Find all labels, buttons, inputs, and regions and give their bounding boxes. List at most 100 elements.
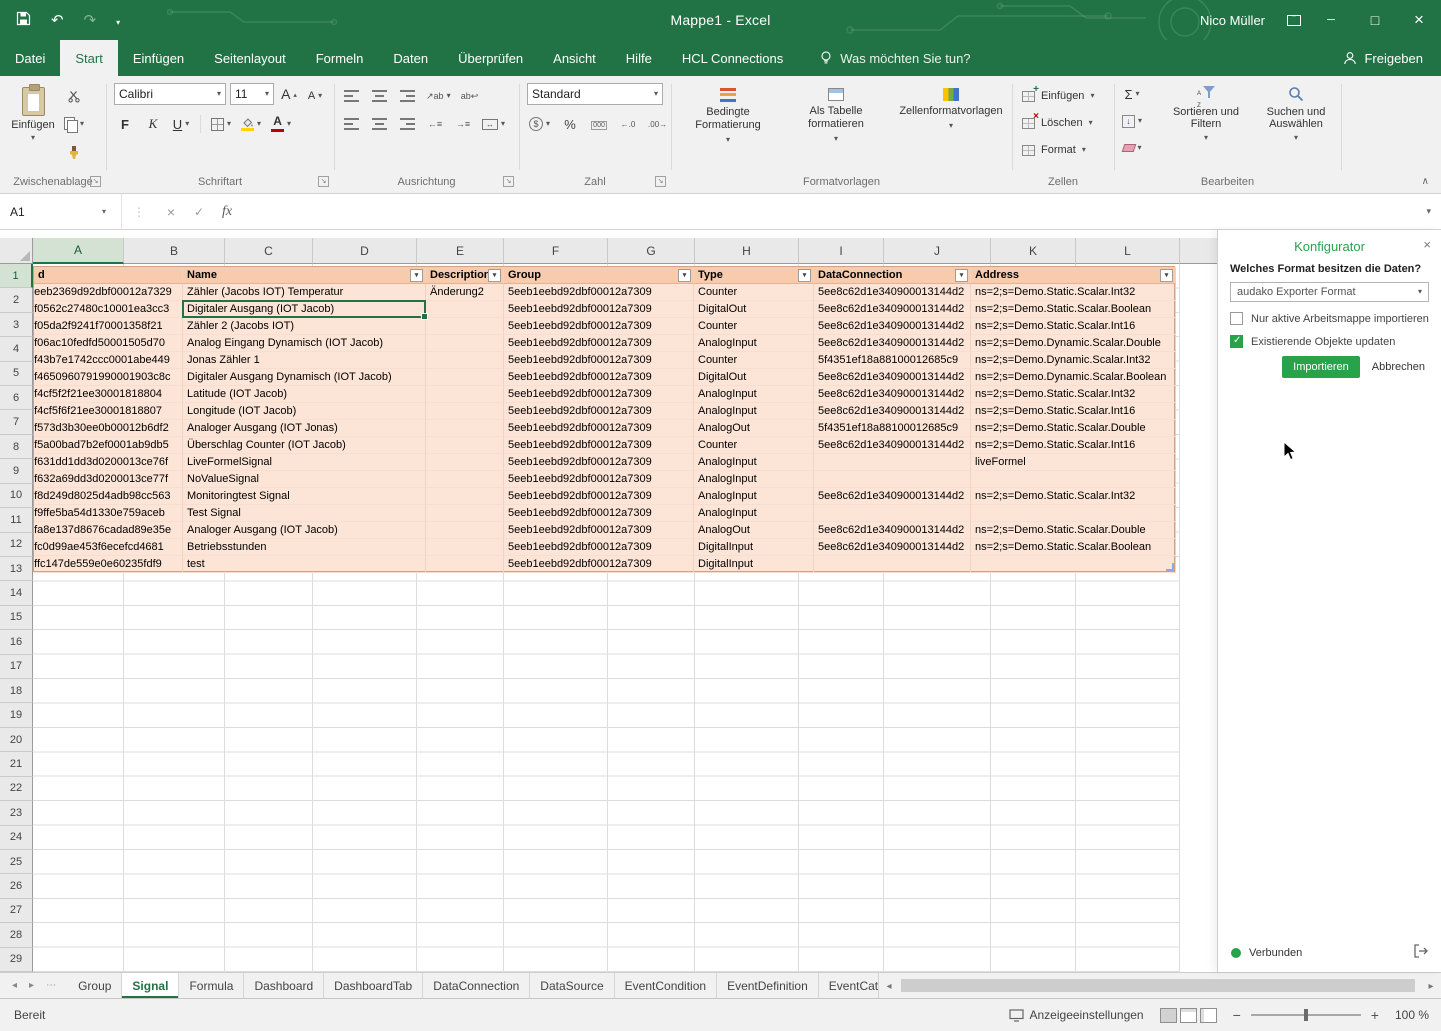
table-cell[interactable]: 5ee8c62d1e340900013144d2 xyxy=(814,488,971,505)
table-cell[interactable]: 5eeb1eebd92dbf00012a7309 xyxy=(504,301,694,318)
accounting-format-button[interactable] xyxy=(529,114,550,134)
column-header-I[interactable]: I xyxy=(799,238,884,264)
table-cell[interactable]: 5f0562c27480c10001ea3cc3 xyxy=(34,301,183,318)
formula-input[interactable] xyxy=(248,194,1407,229)
zoom-out-button[interactable] xyxy=(1233,1007,1241,1023)
view-page-layout-button[interactable] xyxy=(1180,1008,1197,1023)
table-cell[interactable]: ns=2;s=Demo.Static.Scalar.Int32 xyxy=(971,488,1176,505)
table-cell[interactable]: 5ee8c62d1e340900013144d2 xyxy=(814,539,971,556)
table-cell[interactable]: Änderung2 xyxy=(426,284,504,301)
italic-button[interactable] xyxy=(144,114,162,134)
table-cell[interactable]: 5f05da2f9241f70001358f21 xyxy=(34,318,183,335)
filter-button[interactable] xyxy=(678,269,691,282)
percent-style-button[interactable] xyxy=(561,114,579,134)
table-cell[interactable] xyxy=(426,403,504,420)
column-header-A[interactable]: A xyxy=(33,238,124,264)
table-cell[interactable]: Counter xyxy=(694,284,814,301)
table-cell[interactable]: NoValueSignal xyxy=(183,471,426,488)
table-cell[interactable] xyxy=(814,505,971,522)
row-header-10[interactable]: 10 xyxy=(0,484,33,508)
fill-button[interactable] xyxy=(1122,111,1142,131)
column-header-J[interactable]: J xyxy=(884,238,991,264)
table-cell[interactable]: test xyxy=(183,556,426,573)
user-name[interactable]: Nico Müller xyxy=(1200,13,1265,28)
table-cell[interactable]: ns=2;s=Demo.Dynamic.Scalar.Double xyxy=(971,335,1176,352)
row-header-5[interactable]: 5 xyxy=(0,362,33,386)
paste-button[interactable]: Einfügen xyxy=(8,84,58,166)
table-cell[interactable]: 5f06ac10fedfd50001505d70 xyxy=(34,335,183,352)
row-header-28[interactable]: 28 xyxy=(0,923,33,947)
font-name-select[interactable]: Calibri xyxy=(114,83,226,105)
row-header-12[interactable]: 12 xyxy=(0,533,33,557)
table-header-Address[interactable]: Address xyxy=(971,267,1176,284)
zoom-slider[interactable] xyxy=(1251,1014,1361,1016)
row-header-2[interactable]: 2 xyxy=(0,288,33,312)
column-header-E[interactable]: E xyxy=(417,238,504,264)
table-cell[interactable]: Counter xyxy=(694,318,814,335)
table-cell[interactable]: 5fc0d99ae453f6ecefcd4681 xyxy=(34,539,183,556)
table-cell[interactable]: ns=2;s=Demo.Static.Scalar.Boolean xyxy=(971,539,1176,556)
table-cell[interactable] xyxy=(814,454,971,471)
row-header-27[interactable]: 27 xyxy=(0,899,33,923)
format-painter-button[interactable] xyxy=(64,142,84,162)
table-cell[interactable]: ns=2;s=Demo.Static.Scalar.Double xyxy=(971,522,1176,539)
clipboard-dialog-launcher[interactable] xyxy=(90,176,101,187)
insert-cells-button[interactable]: Einfügen xyxy=(1022,86,1094,106)
zoom-level[interactable]: 100 % xyxy=(1395,1008,1429,1022)
increase-decimal-button[interactable] xyxy=(619,114,637,134)
row-header-24[interactable]: 24 xyxy=(0,826,33,850)
table-cell[interactable]: 5eeb1eebd92dbf00012a7309 xyxy=(504,505,694,522)
table-cell[interactable]: Zähler (Jacobs IOT) Temperatur xyxy=(183,284,426,301)
table-cell[interactable]: Test Signal xyxy=(183,505,426,522)
row-header-13[interactable]: 13 xyxy=(0,557,33,581)
table-cell[interactable]: 5ee8c62d1e340900013144d2 xyxy=(814,335,971,352)
table-cell[interactable]: 5f4351ef18a88100012685c9 xyxy=(814,352,971,369)
table-cell[interactable]: Zähler 2 (Jacobs IOT) xyxy=(183,318,426,335)
table-cell[interactable]: Überschlag Counter (IOT Jacob) xyxy=(183,437,426,454)
number-format-select[interactable]: Standard xyxy=(527,83,663,105)
orientation-button[interactable] xyxy=(426,86,451,106)
table-cell[interactable]: 5ffc147de559e0e60235fdf9 xyxy=(34,556,183,573)
table-cell[interactable]: 5eeb1eebd92dbf00012a7309 xyxy=(504,386,694,403)
column-header-L[interactable]: L xyxy=(1076,238,1180,264)
table-cell[interactable]: 5ee8c62d1e340900013144d2 xyxy=(814,437,971,454)
column-header-K[interactable]: K xyxy=(991,238,1076,264)
table-cell[interactable] xyxy=(971,505,1176,522)
conditional-formatting-button[interactable]: Bedingte Formatierung xyxy=(677,82,779,168)
customize-quick-access-button[interactable] xyxy=(116,13,120,28)
table-cell[interactable] xyxy=(426,471,504,488)
table-cell[interactable]: ns=2;s=Demo.Dynamic.Scalar.Int32 xyxy=(971,352,1176,369)
table-cell[interactable]: AnalogInput xyxy=(694,403,814,420)
delete-cells-button[interactable]: Löschen xyxy=(1022,113,1093,133)
column-header-H[interactable]: H xyxy=(695,238,799,264)
align-top-button[interactable] xyxy=(342,86,360,106)
font-size-select[interactable]: 11 xyxy=(230,83,274,105)
table-cell[interactable]: 5ee8c62d1e340900013144d2 xyxy=(814,403,971,420)
table-cell[interactable]: 5eeb1eebd92dbf00012a7309 xyxy=(504,284,694,301)
decrease-indent-button[interactable] xyxy=(426,114,444,134)
display-settings-button[interactable]: Anzeigeeinstellungen xyxy=(1009,1008,1144,1022)
checkbox-update-objects[interactable] xyxy=(1230,335,1243,348)
sheet-tab-eventdefinition[interactable]: EventDefinition xyxy=(717,973,819,998)
minimize-button[interactable] xyxy=(1309,0,1353,40)
column-header-D[interactable]: D xyxy=(313,238,417,264)
table-cell[interactable]: ns=2;s=Demo.Static.Scalar.Double xyxy=(971,420,1176,437)
table-cell[interactable]: 5f4cf5f2f21ee30001818804 xyxy=(34,386,183,403)
row-header-19[interactable]: 19 xyxy=(0,703,33,727)
table-cell[interactable] xyxy=(426,437,504,454)
table-cell[interactable]: AnalogInput xyxy=(694,386,814,403)
row-header-1[interactable]: 1 xyxy=(0,264,33,288)
ribbon-tab-datei[interactable]: Datei xyxy=(0,40,60,76)
wrap-text-button[interactable] xyxy=(461,86,479,106)
table-cell[interactable]: 5eeb1eebd92dbf00012a7309 xyxy=(504,369,694,386)
fill-color-button[interactable] xyxy=(241,114,261,134)
select-all-corner[interactable] xyxy=(0,238,33,264)
row-header-17[interactable]: 17 xyxy=(0,655,33,679)
sheet-tab-dashboardtab[interactable]: DashboardTab xyxy=(324,973,423,998)
find-select-button[interactable]: Suchen und Auswählen xyxy=(1254,80,1338,170)
table-cell[interactable]: 5eeb1eebd92dbf00012a7309 xyxy=(504,522,694,539)
name-box-caret-icon[interactable] xyxy=(102,194,106,229)
table-cell[interactable]: 5eeb1eebd92dbf00012a7309 xyxy=(504,403,694,420)
table-cell[interactable]: 5ee8c62d1e340900013144d2 xyxy=(814,386,971,403)
table-cell[interactable]: DigitalInput xyxy=(694,556,814,573)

⁂

### [SHORT EXERCISE]
Count the lines in the material above that contain the string "Einfügen", treating uppercase and lowercase as different, and give only the number.

### [WRITTEN ANSWER]
2